Filter the records for lines holding the string "their".

____

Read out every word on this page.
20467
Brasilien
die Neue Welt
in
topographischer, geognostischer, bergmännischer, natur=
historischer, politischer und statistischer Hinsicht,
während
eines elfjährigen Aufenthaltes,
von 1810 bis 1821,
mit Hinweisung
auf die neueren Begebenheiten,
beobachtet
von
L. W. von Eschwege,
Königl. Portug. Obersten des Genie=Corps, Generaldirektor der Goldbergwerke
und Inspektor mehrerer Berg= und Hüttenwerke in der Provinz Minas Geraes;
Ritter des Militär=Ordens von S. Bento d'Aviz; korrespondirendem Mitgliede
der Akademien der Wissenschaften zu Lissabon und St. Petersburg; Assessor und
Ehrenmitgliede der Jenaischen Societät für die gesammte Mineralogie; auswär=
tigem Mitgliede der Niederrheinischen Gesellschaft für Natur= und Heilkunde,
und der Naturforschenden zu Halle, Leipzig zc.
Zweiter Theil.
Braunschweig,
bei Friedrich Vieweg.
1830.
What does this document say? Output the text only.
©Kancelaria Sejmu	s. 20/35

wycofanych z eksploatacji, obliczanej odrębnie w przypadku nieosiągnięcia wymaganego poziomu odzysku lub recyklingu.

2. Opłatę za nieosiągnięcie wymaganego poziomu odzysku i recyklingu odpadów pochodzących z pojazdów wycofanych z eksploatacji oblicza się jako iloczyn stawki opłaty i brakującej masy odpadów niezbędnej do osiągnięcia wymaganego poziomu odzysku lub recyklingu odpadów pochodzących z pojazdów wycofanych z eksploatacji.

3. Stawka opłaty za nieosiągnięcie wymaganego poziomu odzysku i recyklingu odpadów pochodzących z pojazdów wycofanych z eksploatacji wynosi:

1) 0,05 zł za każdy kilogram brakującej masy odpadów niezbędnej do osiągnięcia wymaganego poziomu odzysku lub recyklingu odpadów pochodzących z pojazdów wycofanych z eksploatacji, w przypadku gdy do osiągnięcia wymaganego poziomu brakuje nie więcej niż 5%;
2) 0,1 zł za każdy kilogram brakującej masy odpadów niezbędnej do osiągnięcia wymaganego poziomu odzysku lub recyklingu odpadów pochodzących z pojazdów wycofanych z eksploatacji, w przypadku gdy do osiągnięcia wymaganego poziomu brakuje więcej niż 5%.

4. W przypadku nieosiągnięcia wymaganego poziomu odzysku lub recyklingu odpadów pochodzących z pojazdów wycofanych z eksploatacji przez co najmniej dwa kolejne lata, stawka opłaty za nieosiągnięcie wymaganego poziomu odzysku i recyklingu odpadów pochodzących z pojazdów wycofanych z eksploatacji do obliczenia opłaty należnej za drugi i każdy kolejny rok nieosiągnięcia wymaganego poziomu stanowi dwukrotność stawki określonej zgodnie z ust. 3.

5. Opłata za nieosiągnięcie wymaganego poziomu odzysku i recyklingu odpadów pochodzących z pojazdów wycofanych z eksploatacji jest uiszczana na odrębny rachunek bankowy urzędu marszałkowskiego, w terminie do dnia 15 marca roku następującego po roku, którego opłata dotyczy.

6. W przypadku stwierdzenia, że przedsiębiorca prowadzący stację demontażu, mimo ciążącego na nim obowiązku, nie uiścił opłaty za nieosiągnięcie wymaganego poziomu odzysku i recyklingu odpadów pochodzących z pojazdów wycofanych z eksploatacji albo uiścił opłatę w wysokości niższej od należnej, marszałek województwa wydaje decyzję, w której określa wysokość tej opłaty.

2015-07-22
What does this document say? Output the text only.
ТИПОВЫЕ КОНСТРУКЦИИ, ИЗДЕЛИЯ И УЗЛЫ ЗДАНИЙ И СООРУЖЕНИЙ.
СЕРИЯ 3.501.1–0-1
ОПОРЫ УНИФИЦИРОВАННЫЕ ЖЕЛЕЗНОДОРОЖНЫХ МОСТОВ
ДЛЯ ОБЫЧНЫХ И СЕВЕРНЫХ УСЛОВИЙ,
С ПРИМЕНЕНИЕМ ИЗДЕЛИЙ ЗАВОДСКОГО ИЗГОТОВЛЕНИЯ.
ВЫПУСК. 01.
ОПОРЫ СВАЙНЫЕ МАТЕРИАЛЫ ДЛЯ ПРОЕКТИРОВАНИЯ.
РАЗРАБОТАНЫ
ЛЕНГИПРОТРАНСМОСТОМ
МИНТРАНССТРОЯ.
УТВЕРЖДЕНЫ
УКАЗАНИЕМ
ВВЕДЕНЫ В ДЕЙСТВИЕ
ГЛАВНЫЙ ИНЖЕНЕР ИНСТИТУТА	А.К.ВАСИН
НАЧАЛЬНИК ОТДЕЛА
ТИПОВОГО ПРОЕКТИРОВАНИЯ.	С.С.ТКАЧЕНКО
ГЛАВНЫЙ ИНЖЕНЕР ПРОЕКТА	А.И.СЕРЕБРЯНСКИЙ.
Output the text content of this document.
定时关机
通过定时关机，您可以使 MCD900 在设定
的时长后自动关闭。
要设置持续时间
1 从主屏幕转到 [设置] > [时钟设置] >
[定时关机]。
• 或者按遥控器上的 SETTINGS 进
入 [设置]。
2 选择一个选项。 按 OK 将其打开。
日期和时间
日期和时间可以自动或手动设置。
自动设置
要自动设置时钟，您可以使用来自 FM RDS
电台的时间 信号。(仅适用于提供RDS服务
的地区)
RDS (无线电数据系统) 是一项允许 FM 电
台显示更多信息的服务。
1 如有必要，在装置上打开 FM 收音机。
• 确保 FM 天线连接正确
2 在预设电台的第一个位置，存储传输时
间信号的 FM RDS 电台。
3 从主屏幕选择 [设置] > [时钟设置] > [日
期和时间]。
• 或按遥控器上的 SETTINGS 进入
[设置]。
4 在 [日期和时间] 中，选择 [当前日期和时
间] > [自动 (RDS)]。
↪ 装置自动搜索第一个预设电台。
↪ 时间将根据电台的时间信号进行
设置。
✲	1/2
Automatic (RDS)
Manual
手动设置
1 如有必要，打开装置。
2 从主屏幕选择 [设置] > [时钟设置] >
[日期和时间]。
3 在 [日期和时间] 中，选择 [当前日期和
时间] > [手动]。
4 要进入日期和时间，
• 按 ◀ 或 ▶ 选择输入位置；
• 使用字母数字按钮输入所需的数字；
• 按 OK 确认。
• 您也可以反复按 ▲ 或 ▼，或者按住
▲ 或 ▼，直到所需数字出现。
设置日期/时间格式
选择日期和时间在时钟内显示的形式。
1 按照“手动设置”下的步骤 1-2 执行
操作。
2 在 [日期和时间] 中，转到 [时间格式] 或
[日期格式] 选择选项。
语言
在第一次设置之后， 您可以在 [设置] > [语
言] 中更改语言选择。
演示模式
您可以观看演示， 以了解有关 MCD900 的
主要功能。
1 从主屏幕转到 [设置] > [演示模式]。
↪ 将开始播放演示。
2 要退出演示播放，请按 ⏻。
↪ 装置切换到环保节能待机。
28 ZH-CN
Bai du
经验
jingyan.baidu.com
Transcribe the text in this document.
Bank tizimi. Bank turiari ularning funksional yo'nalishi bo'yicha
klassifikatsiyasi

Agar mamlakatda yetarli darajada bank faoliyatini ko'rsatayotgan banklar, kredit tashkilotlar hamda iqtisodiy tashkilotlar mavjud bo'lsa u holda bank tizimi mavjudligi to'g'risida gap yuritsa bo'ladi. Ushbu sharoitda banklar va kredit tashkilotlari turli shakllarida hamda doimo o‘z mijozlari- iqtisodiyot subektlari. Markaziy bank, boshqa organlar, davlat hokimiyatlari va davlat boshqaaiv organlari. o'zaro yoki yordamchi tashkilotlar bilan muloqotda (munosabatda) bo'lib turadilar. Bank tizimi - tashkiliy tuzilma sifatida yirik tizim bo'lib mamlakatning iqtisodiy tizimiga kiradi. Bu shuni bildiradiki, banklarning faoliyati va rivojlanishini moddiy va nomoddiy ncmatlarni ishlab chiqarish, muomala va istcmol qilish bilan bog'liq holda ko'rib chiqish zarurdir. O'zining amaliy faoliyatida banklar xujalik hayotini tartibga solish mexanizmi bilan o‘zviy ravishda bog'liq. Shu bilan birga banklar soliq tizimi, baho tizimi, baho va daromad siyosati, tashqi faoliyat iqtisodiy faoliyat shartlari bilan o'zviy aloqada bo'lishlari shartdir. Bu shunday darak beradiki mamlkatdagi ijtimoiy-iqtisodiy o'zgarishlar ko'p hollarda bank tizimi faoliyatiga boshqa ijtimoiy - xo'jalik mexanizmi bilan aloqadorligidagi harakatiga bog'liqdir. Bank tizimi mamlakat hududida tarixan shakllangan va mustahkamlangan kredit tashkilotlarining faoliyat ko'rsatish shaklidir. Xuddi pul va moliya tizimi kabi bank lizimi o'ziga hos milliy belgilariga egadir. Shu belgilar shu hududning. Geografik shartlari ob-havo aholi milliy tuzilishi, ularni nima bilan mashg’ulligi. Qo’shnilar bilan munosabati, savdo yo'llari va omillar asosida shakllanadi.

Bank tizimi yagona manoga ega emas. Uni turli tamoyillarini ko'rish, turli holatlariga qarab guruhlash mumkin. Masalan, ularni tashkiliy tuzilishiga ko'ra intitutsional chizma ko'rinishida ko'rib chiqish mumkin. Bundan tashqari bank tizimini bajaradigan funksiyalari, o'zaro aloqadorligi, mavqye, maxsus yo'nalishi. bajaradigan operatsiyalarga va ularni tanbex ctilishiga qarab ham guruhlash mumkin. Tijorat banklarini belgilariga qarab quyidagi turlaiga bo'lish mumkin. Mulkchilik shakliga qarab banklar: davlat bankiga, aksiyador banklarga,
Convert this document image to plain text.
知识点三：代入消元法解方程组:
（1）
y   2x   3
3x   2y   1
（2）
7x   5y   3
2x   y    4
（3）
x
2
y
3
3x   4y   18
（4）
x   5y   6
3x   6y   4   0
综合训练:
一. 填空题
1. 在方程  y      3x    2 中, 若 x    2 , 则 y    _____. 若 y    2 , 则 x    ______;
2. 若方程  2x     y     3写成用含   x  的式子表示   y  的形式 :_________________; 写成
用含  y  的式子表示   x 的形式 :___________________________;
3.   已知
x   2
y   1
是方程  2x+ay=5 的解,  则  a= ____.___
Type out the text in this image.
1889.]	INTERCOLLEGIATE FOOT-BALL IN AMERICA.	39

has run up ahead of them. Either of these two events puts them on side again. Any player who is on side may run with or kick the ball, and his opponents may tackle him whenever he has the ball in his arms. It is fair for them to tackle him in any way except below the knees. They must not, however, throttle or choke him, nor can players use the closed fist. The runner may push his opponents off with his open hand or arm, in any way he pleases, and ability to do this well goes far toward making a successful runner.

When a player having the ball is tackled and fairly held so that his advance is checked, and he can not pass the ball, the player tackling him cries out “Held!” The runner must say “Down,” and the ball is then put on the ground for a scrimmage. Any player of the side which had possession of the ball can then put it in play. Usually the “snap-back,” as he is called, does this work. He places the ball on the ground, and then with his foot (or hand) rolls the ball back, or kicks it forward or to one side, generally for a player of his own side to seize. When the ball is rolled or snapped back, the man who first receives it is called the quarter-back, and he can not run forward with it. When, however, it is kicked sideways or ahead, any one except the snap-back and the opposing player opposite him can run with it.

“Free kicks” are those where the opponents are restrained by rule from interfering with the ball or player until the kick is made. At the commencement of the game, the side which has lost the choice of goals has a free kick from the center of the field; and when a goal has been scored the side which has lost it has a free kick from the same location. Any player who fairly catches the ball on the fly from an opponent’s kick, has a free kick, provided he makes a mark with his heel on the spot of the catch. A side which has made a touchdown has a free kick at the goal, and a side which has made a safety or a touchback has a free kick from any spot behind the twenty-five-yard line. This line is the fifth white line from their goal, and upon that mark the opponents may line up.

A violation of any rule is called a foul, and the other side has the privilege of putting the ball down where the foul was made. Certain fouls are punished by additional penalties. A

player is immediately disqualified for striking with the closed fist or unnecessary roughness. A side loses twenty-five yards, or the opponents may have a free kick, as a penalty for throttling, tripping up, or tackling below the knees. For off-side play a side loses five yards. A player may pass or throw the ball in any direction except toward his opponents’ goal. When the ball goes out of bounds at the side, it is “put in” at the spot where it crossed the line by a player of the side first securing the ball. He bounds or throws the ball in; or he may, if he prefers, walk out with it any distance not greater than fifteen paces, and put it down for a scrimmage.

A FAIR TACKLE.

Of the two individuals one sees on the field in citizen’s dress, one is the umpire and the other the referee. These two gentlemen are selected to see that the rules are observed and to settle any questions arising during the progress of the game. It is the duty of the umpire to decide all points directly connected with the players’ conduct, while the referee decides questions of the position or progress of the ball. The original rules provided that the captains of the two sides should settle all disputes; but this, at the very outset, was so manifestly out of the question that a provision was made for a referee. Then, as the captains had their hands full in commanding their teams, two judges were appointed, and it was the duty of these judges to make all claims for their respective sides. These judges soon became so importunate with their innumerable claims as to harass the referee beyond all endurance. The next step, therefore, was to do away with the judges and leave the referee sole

____

EXERCISE RESULT:
“Free kicks” are those where the opponents are restrained by rule from interfering with the ball or player until the kick is made. At the commencement of the game, the side which has lost the choice of goals has a free kick from the center of the field; and when a goal has been scored the side which has lost it has a free kick from the same location. Any player who fairly catches the ball on the fly from an opponent’s kick, has a free kick, provided he makes a mark with his heel on the spot of the catch. A side which has made a touchdown has a free kick at the goal, and a side which has made a safety or a touchback has a free kick from any spot behind the twenty-five-yard line. This line is the fifth white line from their goal, and upon that mark the opponents may line up.
Of the two individuals one sees on the field in citizen’s dress, one is the umpire and the other the referee. These two gentlemen are selected to see that the rules are observed and to settle any questions arising during the progress of the game. It is the duty of the umpire to decide all points directly connected with the players’ conduct, while the referee decides questions of the position or progress of the ball. The original rules provided that the captains of the two sides should settle all disputes; but this, at the very outset, was so manifestly out of the question that a provision was made for a referee. Then, as the captains had their hands full in commanding their teams, two judges were appointed, and it was the duty of these judges to make all claims for their respective sides. These judges soon became so importunate with their innumerable claims as to harass the referee beyond all endurance. The next step, therefore, was to do away with the judges and leave the referee sole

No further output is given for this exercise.